In the entries below, count the lines holding "ajutoarele". Reply with the number only.

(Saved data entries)
----
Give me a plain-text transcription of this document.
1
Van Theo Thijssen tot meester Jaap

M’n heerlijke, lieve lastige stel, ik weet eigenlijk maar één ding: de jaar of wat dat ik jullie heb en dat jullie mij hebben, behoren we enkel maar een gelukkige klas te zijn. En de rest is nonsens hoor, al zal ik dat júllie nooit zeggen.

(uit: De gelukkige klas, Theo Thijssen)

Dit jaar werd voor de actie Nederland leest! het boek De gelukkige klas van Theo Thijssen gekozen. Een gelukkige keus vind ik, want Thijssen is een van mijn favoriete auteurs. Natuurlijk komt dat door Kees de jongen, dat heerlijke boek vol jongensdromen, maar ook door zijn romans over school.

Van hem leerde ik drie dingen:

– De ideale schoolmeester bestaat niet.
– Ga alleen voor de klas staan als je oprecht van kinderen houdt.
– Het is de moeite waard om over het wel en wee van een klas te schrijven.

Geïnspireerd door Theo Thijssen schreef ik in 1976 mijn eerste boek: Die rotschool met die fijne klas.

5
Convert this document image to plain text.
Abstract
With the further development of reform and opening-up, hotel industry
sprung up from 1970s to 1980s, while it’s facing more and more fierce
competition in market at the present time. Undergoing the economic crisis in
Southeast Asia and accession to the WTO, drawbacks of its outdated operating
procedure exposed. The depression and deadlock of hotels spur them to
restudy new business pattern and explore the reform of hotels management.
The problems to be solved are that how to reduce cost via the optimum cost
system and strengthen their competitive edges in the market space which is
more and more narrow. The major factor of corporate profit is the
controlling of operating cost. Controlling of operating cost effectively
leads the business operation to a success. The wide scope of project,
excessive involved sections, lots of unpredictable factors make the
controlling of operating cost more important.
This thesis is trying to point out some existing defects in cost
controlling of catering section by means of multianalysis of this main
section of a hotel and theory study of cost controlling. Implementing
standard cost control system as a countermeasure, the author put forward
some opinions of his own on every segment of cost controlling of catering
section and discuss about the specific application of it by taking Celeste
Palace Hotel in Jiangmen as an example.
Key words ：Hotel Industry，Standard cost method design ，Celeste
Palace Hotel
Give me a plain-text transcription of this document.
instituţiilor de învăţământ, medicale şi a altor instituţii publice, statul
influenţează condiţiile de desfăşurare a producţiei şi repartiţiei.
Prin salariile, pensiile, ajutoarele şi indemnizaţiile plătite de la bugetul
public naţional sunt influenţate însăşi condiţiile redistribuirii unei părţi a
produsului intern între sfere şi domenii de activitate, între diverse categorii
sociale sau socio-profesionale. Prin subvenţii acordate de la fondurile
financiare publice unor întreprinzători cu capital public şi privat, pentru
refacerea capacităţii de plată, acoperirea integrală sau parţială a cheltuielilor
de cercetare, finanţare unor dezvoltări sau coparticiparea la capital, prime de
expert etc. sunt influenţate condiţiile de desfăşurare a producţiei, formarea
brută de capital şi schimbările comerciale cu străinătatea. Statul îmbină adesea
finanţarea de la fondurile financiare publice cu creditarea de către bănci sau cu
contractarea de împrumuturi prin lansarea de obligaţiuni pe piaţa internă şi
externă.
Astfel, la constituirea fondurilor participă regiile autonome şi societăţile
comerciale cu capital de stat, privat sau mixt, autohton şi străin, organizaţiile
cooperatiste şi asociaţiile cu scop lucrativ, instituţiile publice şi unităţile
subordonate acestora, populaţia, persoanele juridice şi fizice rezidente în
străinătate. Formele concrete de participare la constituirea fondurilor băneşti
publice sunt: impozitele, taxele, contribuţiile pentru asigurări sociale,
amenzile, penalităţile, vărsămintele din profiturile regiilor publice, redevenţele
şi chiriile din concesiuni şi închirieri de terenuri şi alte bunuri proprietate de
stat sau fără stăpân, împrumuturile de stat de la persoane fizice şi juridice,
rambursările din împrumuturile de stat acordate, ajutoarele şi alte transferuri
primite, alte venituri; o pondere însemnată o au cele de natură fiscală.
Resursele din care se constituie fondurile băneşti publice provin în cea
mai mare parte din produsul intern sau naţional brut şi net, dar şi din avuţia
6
----
SOLUTION FOR THIS EXERCISE
2